* Task directions
Each record below is to be reproduced without any change.

Collection entries

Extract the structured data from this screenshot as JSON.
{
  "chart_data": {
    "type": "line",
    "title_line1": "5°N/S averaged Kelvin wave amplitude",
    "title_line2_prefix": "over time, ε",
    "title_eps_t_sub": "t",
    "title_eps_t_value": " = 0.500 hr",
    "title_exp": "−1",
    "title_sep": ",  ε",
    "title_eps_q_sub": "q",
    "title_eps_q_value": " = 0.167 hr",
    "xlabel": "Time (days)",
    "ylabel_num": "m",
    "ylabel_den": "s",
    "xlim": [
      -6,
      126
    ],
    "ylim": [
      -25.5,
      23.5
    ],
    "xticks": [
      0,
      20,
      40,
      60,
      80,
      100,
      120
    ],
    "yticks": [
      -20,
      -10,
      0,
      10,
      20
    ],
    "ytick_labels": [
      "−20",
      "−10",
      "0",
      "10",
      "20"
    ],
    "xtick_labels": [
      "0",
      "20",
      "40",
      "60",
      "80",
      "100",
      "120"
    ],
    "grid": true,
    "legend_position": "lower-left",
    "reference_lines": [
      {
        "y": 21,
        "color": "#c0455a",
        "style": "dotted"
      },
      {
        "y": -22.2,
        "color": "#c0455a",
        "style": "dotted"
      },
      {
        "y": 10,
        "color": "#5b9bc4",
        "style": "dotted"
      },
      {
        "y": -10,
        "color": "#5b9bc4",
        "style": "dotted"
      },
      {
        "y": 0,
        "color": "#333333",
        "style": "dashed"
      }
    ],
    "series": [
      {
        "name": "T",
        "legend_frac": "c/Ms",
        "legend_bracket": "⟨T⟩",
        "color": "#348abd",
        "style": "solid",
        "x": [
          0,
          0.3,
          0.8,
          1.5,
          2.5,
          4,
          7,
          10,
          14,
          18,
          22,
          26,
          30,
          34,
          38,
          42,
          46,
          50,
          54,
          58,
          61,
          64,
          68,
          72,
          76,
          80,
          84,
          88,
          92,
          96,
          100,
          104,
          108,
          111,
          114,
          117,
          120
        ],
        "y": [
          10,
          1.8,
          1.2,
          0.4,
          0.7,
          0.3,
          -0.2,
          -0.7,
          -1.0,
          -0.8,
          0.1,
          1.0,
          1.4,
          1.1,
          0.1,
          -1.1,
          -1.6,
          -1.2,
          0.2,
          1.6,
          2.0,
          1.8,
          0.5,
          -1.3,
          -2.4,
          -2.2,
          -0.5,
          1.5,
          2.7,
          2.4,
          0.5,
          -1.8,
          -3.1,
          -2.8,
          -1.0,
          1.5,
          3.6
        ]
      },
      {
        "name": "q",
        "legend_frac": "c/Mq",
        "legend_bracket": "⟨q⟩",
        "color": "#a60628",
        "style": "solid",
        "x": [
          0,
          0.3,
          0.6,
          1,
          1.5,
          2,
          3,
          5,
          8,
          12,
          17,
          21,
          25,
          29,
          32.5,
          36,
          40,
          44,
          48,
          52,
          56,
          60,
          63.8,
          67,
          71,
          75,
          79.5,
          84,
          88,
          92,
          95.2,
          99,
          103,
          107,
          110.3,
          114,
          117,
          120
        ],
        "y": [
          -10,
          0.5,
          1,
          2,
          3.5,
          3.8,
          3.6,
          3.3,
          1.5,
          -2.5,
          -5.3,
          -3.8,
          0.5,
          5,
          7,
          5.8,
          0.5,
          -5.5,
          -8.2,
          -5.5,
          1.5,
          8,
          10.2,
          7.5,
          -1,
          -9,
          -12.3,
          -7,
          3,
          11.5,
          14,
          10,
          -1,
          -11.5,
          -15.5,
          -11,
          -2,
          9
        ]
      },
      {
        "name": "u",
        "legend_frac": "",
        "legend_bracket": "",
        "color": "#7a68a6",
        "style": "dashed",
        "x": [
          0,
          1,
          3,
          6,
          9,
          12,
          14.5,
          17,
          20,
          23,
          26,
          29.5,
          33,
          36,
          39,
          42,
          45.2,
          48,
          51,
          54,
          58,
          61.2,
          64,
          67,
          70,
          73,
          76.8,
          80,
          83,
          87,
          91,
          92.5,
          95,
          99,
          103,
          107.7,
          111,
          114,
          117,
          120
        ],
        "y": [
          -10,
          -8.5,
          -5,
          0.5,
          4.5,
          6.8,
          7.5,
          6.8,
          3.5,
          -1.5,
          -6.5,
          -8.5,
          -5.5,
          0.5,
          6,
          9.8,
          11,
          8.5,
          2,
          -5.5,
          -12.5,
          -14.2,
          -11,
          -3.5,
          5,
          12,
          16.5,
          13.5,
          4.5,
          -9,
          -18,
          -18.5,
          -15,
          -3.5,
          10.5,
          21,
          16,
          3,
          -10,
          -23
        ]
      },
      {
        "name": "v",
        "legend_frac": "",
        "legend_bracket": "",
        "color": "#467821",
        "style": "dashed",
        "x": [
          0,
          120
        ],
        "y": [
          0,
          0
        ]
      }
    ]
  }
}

* Written solution
Extract the structured data from this screenshot as JSON.
{
  "chart_data": {
    "type": "line",
    "title_line1": "5°N/S averaged Kelvin wave amplitude",
    "title_line2_prefix": "over time, ε",
    "title_eps_t_sub": "t",
    "title_eps_t_value": " = 0.500 hr",
    "title_exp": "−1",
    "title_sep": ",  ε",
    "title_eps_q_sub": "q",
    "title_eps_q_value": " = 0.167 hr",
    "xlabel": "Time (days)",
    "ylabel_num": "m",
    "ylabel_den": "s",
    "xlim": [
      -6,
      126
    ],
    "ylim": [
      -25.5,
      23.5
    ],
    "xticks": [
      0,
      20,
      40,
      60,
      80,
      100,
      120
    ],
    "yticks": [
      -20,
      -10,
      0,
      10,
      20
    ],
    "ytick_labels": [
      "−20",
      "−10",
      "0",
      "10",
      "20"
    ],
    "xtick_labels": [
      "0",
      "20",
      "40",
      "60",
      "80",
      "100",
      "120"
    ],
    "grid": true,
    "legend_position": "lower-left",
    "reference_lines": [
      {
        "y": 21,
        "color": "#c0455a",
        "style": "dotted"
      },
      {
        "y": -22.2,
        "color": "#c0455a",
        "style": "dotted"
      },
      {
        "y": 10,
        "color": "#5b9bc4",
        "style": "dotted"
      },
      {
        "y": -10,
        "color": "#5b9bc4",
        "style": "dotted"
      },
      {
        "y": 0,
        "color": "#333333",
        "style": "dashed"
      }
    ],
    "series": [
      {
        "name": "T",
        "legend_frac": "c/Ms",
        "legend_bracket": "⟨T⟩",
        "color": "#348abd",
        "style": "solid",
        "x": [
          0,
          0.3,
          0.8,
          1.5,
          2.5,
          4,
          7,
          10,
          14,
          18,
          22,
          26,
          30,
          34,
          38,
          42,
          46,
          50,
          54,
          58,
          61,
          64,
          68,
          72,
          76,
          80,
          84,
          88,
          92,
          96,
          100,
          104,
          108,
          111,
          114,
          117,
          120
        ],
        "y": [
          10,
          1.8,
          1.2,
          0.4,
          0.7,
          0.3,
          -0.2,
          -0.7,
          -1.0,
          -0.8,
          0.1,
          1.0,
          1.4,
          1.1,
          0.1,
          -1.1,
          -1.6,
          -1.2,
          0.2,
          1.6,
          2.0,
          1.8,
          0.5,
          -1.3,
          -2.4,
          -2.2,
          -0.5,
          1.5,
          2.7,
          2.4,
          0.5,
          -1.8,
          -3.1,
          -2.8,
          -1.0,
          1.5,
          3.6
        ]
      },
      {
        "name": "q",
        "legend_frac": "c/Mq",
        "legend_bracket": "⟨q⟩",
        "color": "#a60628",
        "style": "solid",
        "x": [
          0,
          0.3,
          0.6,
          1,
          1.5,
          2,
          3,
          5,
          8,
          12,
          17,
          21,
          25,
          29,
          32.5,
          36,
          40,
          44,
          48,
          52,
          56,
          60,
          63.8,
          67,
          71,
          75,
          79.5,
          84,
          88,
          92,
          95.2,
          99,
          103,
          107,
          110.3,
          114,
          117,
          120
        ],
        "y": [
          -10,
          0.5,
          1,
          2,
          3.5,
          3.8,
          3.6,
          3.3,
          1.5,
          -2.5,
          -5.3,
          -3.8,
          0.5,
          5,
          7,
          5.8,
          0.5,
          -5.5,
          -8.2,
          -5.5,
          1.5,
          8,
          10.2,
          7.5,
          -1,
          -9,
          -12.3,
          -7,
          3,
          11.5,
          14,
          10,
          -1,
          -11.5,
          -15.5,
          -11,
          -2,
          9
        ]
      },
      {
        "name": "u",
        "legend_frac": "",
        "legend_bracket": "",
        "color": "#7a68a6",
        "style": "dashed",
        "x": [
          0,
          1,
          3,
          6,
          9,
          12,
          14.5,
          17,
          20,
          23,
          26,
          29.5,
          33,
          36,
          39,
          42,
          45.2,
          48,
          51,
          54,
          58,
          61.2,
          64,
          67,
          70,
          73,
          76.8,
          80,
          83,
          87,
          91,
          92.5,
          95,
          99,
          103,
          107.7,
          111,
          114,
          117,
          120
        ],
        "y": [
          -10,
          -8.5,
          -5,
          0.5,
          4.5,
          6.8,
          7.5,
          6.8,
          3.5,
          -1.5,
          -6.5,
          -8.5,
          -5.5,
          0.5,
          6,
          9.8,
          11,
          8.5,
          2,
          -5.5,
          -12.5,
          -14.2,
          -11,
          -3.5,
          5,
          12,
          16.5,
          13.5,
          4.5,
          -9,
          -18,
          -18.5,
          -15,
          -3.5,
          10.5,
          21,
          16,
          3,
          -10,
          -23
        ]
      },
      {
        "name": "v",
        "legend_frac": "",
        "legend_bracket": "",
        "color": "#467821",
        "style": "dashed",
        "x": [
          0,
          120
        ],
        "y": [
          0,
          0
        ]
      }
    ]
  }
}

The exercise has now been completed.